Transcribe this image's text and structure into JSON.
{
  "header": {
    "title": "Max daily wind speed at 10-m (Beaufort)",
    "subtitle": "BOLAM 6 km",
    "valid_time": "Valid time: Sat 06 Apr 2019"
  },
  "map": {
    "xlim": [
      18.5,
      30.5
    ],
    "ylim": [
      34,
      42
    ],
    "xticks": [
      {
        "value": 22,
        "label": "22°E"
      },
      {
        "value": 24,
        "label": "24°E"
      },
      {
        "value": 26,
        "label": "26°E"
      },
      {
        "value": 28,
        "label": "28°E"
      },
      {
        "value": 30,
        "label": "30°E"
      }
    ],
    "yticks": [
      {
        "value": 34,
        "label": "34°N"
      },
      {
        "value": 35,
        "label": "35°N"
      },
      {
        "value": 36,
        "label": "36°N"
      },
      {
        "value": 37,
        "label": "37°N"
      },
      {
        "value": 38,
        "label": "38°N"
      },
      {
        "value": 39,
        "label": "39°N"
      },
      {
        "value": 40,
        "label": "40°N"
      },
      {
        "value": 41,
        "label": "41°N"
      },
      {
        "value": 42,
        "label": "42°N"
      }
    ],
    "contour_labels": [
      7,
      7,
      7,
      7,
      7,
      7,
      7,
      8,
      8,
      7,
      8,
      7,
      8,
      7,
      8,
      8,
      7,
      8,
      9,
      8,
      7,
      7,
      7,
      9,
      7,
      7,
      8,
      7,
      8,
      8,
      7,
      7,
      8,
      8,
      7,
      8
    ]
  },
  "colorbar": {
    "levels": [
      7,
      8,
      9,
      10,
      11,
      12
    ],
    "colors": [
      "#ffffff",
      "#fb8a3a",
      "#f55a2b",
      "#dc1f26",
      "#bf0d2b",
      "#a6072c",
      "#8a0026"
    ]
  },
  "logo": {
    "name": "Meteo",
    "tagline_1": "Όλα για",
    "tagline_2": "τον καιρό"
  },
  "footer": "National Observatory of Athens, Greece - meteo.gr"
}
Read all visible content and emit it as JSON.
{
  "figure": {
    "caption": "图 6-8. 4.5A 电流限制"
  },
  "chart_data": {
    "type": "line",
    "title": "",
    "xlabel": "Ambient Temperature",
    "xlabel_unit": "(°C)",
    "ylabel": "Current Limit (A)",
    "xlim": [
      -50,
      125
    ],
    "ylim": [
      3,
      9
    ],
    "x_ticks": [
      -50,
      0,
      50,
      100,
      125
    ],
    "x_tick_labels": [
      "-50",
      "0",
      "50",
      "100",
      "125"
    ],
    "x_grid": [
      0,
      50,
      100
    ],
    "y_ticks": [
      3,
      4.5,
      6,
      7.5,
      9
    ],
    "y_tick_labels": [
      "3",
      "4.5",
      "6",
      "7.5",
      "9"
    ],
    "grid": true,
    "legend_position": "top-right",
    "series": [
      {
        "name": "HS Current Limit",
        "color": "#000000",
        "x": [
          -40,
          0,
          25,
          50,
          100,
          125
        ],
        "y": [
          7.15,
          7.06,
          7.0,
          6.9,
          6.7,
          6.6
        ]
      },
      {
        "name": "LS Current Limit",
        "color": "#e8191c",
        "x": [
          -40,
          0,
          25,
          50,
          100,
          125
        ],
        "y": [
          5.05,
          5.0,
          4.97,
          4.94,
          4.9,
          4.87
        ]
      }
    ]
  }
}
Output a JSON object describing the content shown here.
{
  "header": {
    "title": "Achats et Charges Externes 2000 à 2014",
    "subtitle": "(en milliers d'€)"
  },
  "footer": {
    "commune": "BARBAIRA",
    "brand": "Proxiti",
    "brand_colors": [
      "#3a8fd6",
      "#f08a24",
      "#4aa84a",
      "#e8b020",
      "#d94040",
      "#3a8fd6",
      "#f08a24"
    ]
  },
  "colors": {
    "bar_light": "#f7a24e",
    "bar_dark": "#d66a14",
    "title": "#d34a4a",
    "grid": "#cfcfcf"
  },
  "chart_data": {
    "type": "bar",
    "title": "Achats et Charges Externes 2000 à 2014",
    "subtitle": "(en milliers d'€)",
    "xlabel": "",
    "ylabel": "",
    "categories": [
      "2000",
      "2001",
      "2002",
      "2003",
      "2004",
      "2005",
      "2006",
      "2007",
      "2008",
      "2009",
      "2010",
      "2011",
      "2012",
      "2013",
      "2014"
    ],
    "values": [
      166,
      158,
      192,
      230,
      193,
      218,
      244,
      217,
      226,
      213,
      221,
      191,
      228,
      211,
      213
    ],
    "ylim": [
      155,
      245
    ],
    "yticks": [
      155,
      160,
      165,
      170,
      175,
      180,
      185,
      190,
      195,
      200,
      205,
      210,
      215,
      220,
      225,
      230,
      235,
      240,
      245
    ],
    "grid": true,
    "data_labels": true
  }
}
────────────────
Return the lines of the records that include the string "footer".

- EXERCISE OUTPUT:
  "footer": "National Observatory of Athens, Greece - meteo.gr"
  "footer": {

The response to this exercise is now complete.